## TRECHO DO TEXTO
§
Desconfiança, essa foi a palavra chave para o relançamento do Homem-Animal em 2011. A primeira imagem remetia à algo distante do que Morrison nos mostrou à anos. Logo que a HQ foi anunciada, apenas a capa (imagem ao lado) da primeira edição foi liberada, sem mais conteúdo ou descrição relacionada. A temática jovial e alegre deu lugar à um Buddy chorando sangue. Após os tumultuados anos 90, o selo “Rob Liefeld de qualidade”, histórias péssimas e iniciativas piores ainda, o medo do conceito do personagem acabar perdido foi enorme. Felizmente, a estréia de Jeff Lemire foi um tapa na cara, e dos bons. O contraste mudou para algo mais surreal, sobrenatural de certa forma. Aventura virou suspense, e foi ótimo.

A primeira temporada ainda não acabou, está na edição 4 e vai até a 6, mas podemos falar bastante sobre o trabalho da dupla Lemire/Foreman.

A narrativa gira em torno dos poderes de Buddy. Deixei para falar disso aqui, pois cabe de um modo mais coeso. Buddy pode mimetizar as habilidades naturais de qualquer animail, porém, nos primórdios de suas histórias, isso só ocorria com animais quais ele estivesse próximo, e por tempo limitado. Com o passar do tempo, ele tornou-se capazde acessar a chamada “Teia da Vida”, uma espécie de dimensão onde todos os animais estavam conectados. De lá, ele extraia os poderes que precisava, no momento em que precisasse.
§
## LINHAS LISTADAS
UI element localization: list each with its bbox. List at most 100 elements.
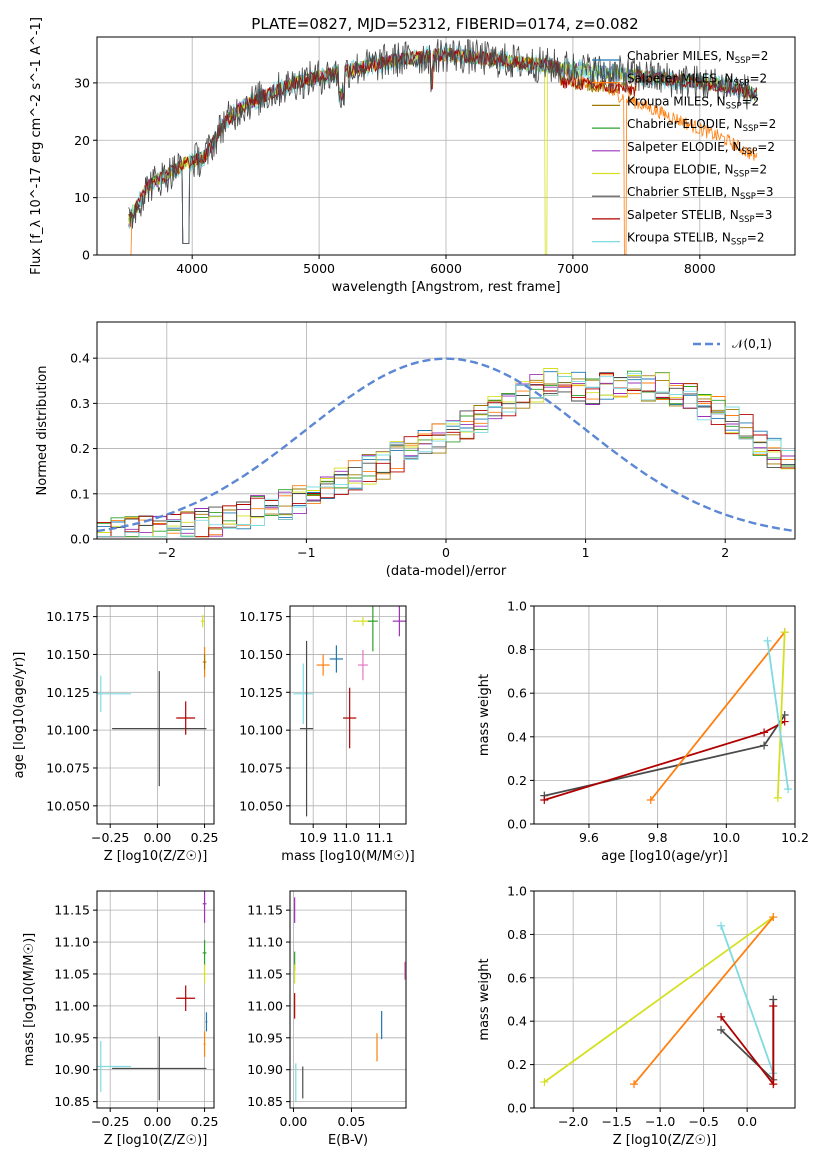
x-axis-label: E(B-V)	[328, 1133, 368, 1148]
axes-frame	[289, 890, 407, 1109]
x-tick-label: 9.6	[579, 830, 599, 845]
panel-mass-vs-EBV: 0.00 0.05 10.85 10.90 10.95 11.00 11.05 11.10 11…	[247, 890, 407, 1148]
y-tick-label: 10.150	[239, 647, 283, 662]
y-tick-label: 0.0	[70, 532, 90, 547]
y-tick-label: 11.05	[247, 966, 283, 981]
y-tick-label: 20	[74, 133, 90, 148]
panel-residuals: 𝒩(0,1) −2 −1 0 1 2 0.0 0.1 0.2 0.3 0.4 (data-model)…	[35, 321, 796, 579]
x-tick-label: −2	[158, 545, 176, 560]
x-tick-label: 0	[442, 545, 450, 560]
y-tick-label: 10.125	[46, 685, 90, 700]
x-tick-label: 6000	[430, 261, 462, 276]
y-tick-label: 11.15	[54, 903, 90, 918]
y-axis-label: mass [log10(M/M☉)]	[22, 933, 37, 1066]
y-tick-label: 11.00	[247, 998, 283, 1013]
panel-spectrum: Chabrier MILES, NSSP=2 Salpeter MILES, NS…	[29, 17, 796, 295]
legend-label: Chabrier MILES, NSSP=2	[627, 49, 768, 66]
legend-label: Kroupa STELIB, NSSP=2	[627, 231, 765, 248]
series-point	[769, 1080, 778, 1089]
x-tick-label: 0.00	[280, 1114, 308, 1129]
y-axis-label: mass weight	[477, 674, 492, 756]
y-tick-label: 10.85	[54, 1094, 90, 1109]
y-tick-label: 11.10	[247, 935, 283, 950]
plot-area	[540, 628, 793, 805]
series-point	[717, 921, 726, 930]
series-line	[766, 640, 789, 790]
y-axis-label: Normed distribution	[35, 366, 50, 496]
x-tick-label: 7000	[557, 261, 589, 276]
y-tick-label: 10.050	[46, 798, 90, 813]
panel-age-vs-Z: −0.25 0.00 0.25 10.050 10.075 10.100 10.125 10.…	[12, 605, 219, 864]
histogram-step-line	[97, 374, 795, 538]
x-tick-label: 2	[721, 545, 729, 560]
legend-label: Kroupa ELODIE, NSSP=2	[627, 163, 767, 180]
plot-area	[293, 606, 406, 817]
x-tick-label: 0.0	[737, 1114, 757, 1129]
x-tick-label: 9.8	[648, 830, 668, 845]
series-point	[769, 913, 778, 922]
series-point	[784, 785, 793, 794]
y-tick-label: 10.075	[46, 760, 90, 775]
y-tick-label: 10.90	[54, 1062, 90, 1077]
y-tick-label: 10	[74, 190, 90, 205]
x-tick-label: −1.5	[601, 1114, 631, 1129]
y-tick-label: 0.4	[70, 351, 90, 366]
x-tick-label: 0.25	[191, 830, 219, 845]
legend-label: Salpeter MILES, NSSP=2	[627, 72, 767, 89]
x-tick-label: 10.9	[299, 830, 327, 845]
y-tick-label: 1.0	[507, 599, 527, 614]
x-tick-label: 5000	[303, 261, 335, 276]
series-point	[769, 1002, 778, 1011]
y-tick-label: 30	[74, 75, 90, 90]
y-tick-label: 0.4	[507, 729, 527, 744]
legend-label: Chabrier STELIB, NSSP=3	[627, 185, 774, 202]
x-tick-label: 1	[582, 545, 590, 560]
panel-weight-vs-age: 9.6 9.8 10.0 10.2 0.0 0.2 0.4 0.6 0.8 1.0 age [log…	[477, 599, 809, 865]
axes-frame	[533, 605, 796, 825]
y-tick-label: 11.10	[54, 935, 90, 950]
series-point	[540, 796, 549, 805]
x-axis-label: (data-model)/error	[386, 564, 507, 579]
y-axis-label: mass weight	[477, 958, 492, 1040]
x-tick-label: 0.05	[338, 1114, 366, 1129]
y-tick-label: 0.8	[507, 642, 527, 657]
x-tick-label: 8000	[684, 261, 716, 276]
panel-weight-vs-Z: −2.0 −1.5 −1.0 −0.5 0.0 0.0 0.2 0.4 0.6 0.8 1.0 Z […	[477, 884, 796, 1148]
axes-frame	[96, 890, 215, 1109]
y-tick-label: 0.3	[70, 396, 90, 411]
y-tick-label: 10.100	[46, 723, 90, 738]
x-tick-label: 10.0	[712, 830, 740, 845]
series-point	[630, 1080, 639, 1089]
y-tick-label: 10.125	[239, 685, 283, 700]
series-point	[717, 1025, 726, 1034]
y-axis-label: Flux [f_λ 10^-17 erg cm^-2 s^-1 A^-1]	[29, 17, 44, 275]
x-tick-label: −2.0	[558, 1114, 588, 1129]
y-tick-label: 0.1	[70, 486, 90, 501]
x-tick-label: 11.0	[332, 830, 360, 845]
x-tick-label: −1	[297, 545, 315, 560]
y-tick-label: 0.0	[507, 817, 527, 832]
x-tick-label: 0.00	[143, 830, 171, 845]
y-tick-label: 0.4	[507, 1014, 527, 1029]
series-point	[780, 628, 789, 637]
panel-age-vs-mass: 10.9 11.0 11.1 10.050 10.075 10.100 10.125 10.1…	[239, 605, 415, 864]
y-tick-label: 10.175	[46, 609, 90, 624]
legend-label: 𝒩(0,1)	[732, 337, 772, 351]
y-tick-label: 10.050	[239, 798, 283, 813]
plot-area	[294, 897, 406, 1102]
x-tick-label: 0.25	[191, 1114, 219, 1129]
y-tick-label: 10.175	[239, 609, 283, 624]
axes-frame	[96, 605, 215, 825]
x-axis-label: age [log10(age/yr)]	[601, 849, 728, 864]
legend-label: Kroupa MILES, NSSP=2	[627, 94, 759, 111]
x-tick-label: −0.5	[688, 1114, 718, 1129]
series-point	[760, 741, 769, 750]
histogram-step-line	[97, 373, 795, 538]
series-line	[650, 631, 786, 801]
y-tick-label: 10.85	[247, 1094, 283, 1109]
panel-mass-vs-Z: −0.25 0.00 0.25 10.85 10.90 10.95 11.00 11.05 11…	[22, 890, 219, 1148]
y-tick-label: 10.95	[247, 1030, 283, 1045]
y-tick-label: 10.075	[239, 760, 283, 775]
x-tick-label: 0.00	[143, 1114, 171, 1129]
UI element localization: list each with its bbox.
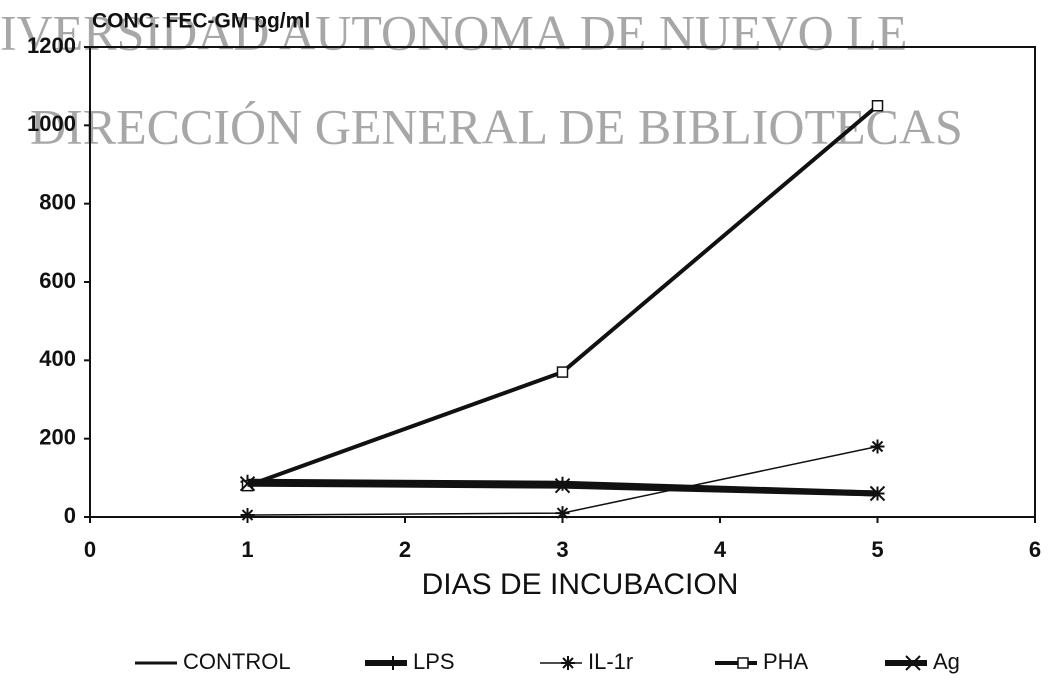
x-tick-label: 5: [871, 537, 883, 562]
point-marker: [556, 366, 569, 378]
point-marker: [871, 100, 884, 112]
y-tick-label: 800: [39, 189, 76, 214]
series-line: [246, 104, 879, 488]
legend-marker: [905, 655, 921, 671]
x-tick-label: 2: [399, 537, 411, 562]
x-tick-label: 3: [556, 537, 568, 562]
legend-label: Ag: [933, 649, 960, 674]
point-marker: [240, 508, 255, 523]
legend-label: LPS: [413, 649, 455, 674]
point-marker: [870, 439, 885, 454]
y-axis-label: CONC. FEC-GM pg/ml: [92, 10, 310, 33]
legend-marker: [561, 656, 575, 670]
y-tick-label: 600: [39, 268, 76, 293]
y-tick-label: 1000: [27, 111, 76, 136]
x-tick-label: 4: [714, 537, 727, 562]
legend-label: IL-1r: [588, 649, 633, 674]
watermark: IVERSIDAD AUTONOMA DE NUEVO LE: [0, 4, 907, 60]
y-tick-label: 1200: [27, 33, 76, 58]
y-tick-label: 200: [39, 424, 76, 449]
legend-marker: [737, 657, 749, 669]
x-tick-label: 0: [84, 537, 96, 562]
x-tick-label: 6: [1029, 537, 1041, 562]
legend-label: CONTROL: [183, 649, 291, 674]
point-marker: [239, 476, 256, 492]
watermark: DIRECCIÓN GENERAL DE BIBLIOTECAS: [30, 98, 963, 154]
x-tick-label: 1: [241, 537, 253, 562]
y-tick-label: 400: [39, 346, 76, 371]
legend-marker: [386, 656, 400, 670]
point-marker: [555, 506, 570, 521]
point-marker: [869, 485, 886, 502]
legend-label: PHA: [763, 649, 809, 674]
x-axis-label: DIAS DE INCUBACION: [422, 568, 739, 601]
point-marker: [554, 477, 571, 494]
y-tick-label: 0: [64, 503, 76, 528]
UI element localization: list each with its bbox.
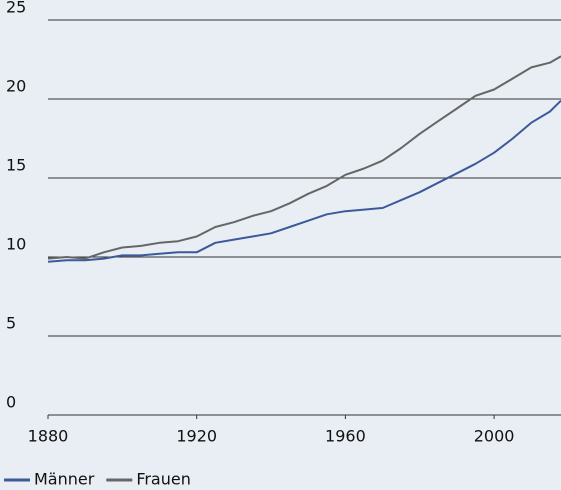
line-series <box>47 55 561 260</box>
y-tick-label: 0 <box>6 393 16 412</box>
x-tick-label: 1960 <box>325 427 366 446</box>
y-tick-label: 10 <box>6 235 26 254</box>
y-tick-label: 25 <box>6 0 26 17</box>
legend-label: Männer <box>34 470 95 489</box>
y-tick-label: 20 <box>6 77 26 96</box>
y-tick-label: 5 <box>6 314 16 333</box>
x-tick-label: 2000 <box>474 427 515 446</box>
y-tick-label: 15 <box>6 156 26 175</box>
line-series <box>47 99 561 263</box>
x-tick-label: 1880 <box>28 427 69 446</box>
legend-label: Frauen <box>136 470 191 489</box>
x-tick-label: 1920 <box>176 427 217 446</box>
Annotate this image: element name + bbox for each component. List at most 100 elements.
§
## INSTRUÇÕES
1/ Para cada afirmação, diga se ela concorda com o trecho sobre o Homem-Animal. Responda sim ou não e cite literalmente as palavras do trecho que decidem. (a) O relançamento do Homem-Animal aconteceu em 2011. (b) A primeira temporada da dupla Lemire/Foreman já terminou. (c) Nos primórdios de suas histórias, Buddy podia imitar as habilidades de animais por tempo ilimitado.
2/ Nas linhas listadas, transcreva sem alterações da linha que contém "x-tick-label: 5: [871, 537, 883, 562]" até a linha que contém "point-marker: [555, 506, 570, 521]", incluindo as duas.
O trecho e as linhas listadas não têm relação entre si.

## RESPOSTAS
1/
(a) Sim: "relançamento do Homem-Animal em 2011"
(b) Não: "A primeira temporada ainda não acabou"
(c) Não: "isso só ocorria com animais quais ele estivesse próximo, e por tempo limitado"

2/
x-tick-label: 5: [871, 537, 883, 562]
point-marker: [556, 366, 569, 378]
point-marker: [871, 100, 884, 112]
y-tick-label: 800: [39, 189, 76, 214]
series-line: [246, 104, 879, 488]
legend-marker: [905, 655, 921, 671]
x-tick-label: 2: [399, 537, 411, 562]
x-tick-label: 3: [556, 537, 568, 562]
legend-label: Ag: [933, 649, 960, 674]
point-marker: [240, 508, 255, 523]
legend-label: LPS: [413, 649, 455, 674]
point-marker: [870, 439, 885, 454]
y-axis-label: CONC. FEC-GM pg/ml: [92, 10, 310, 33]
legend-marker: [561, 656, 575, 670]
y-tick-label: 600: [39, 268, 76, 293]
y-tick-label: 1000: [27, 111, 76, 136]
x-tick-label: 4: [714, 537, 727, 562]
legend-label: IL-1r: [588, 649, 633, 674]
watermark: IVERSIDAD AUTONOMA DE NUEVO LE: [0, 4, 907, 60]
y-tick-label: 1200: [27, 33, 76, 58]
y-tick-label: 200: [39, 424, 76, 449]
legend-marker: [737, 657, 749, 669]
x-tick-label: 0: [84, 537, 96, 562]
x-tick-label: 6: [1029, 537, 1041, 562]
legend-label: CONTROL: [183, 649, 291, 674]
point-marker: [239, 476, 256, 492]
watermark: DIRECCIÓN GENERAL DE BIBLIOTECAS: [30, 98, 963, 154]
x-tick-label: 1: [241, 537, 253, 562]
y-tick-label: 400: [39, 346, 76, 371]
legend-marker: [386, 656, 400, 670]
point-marker: [555, 506, 570, 521]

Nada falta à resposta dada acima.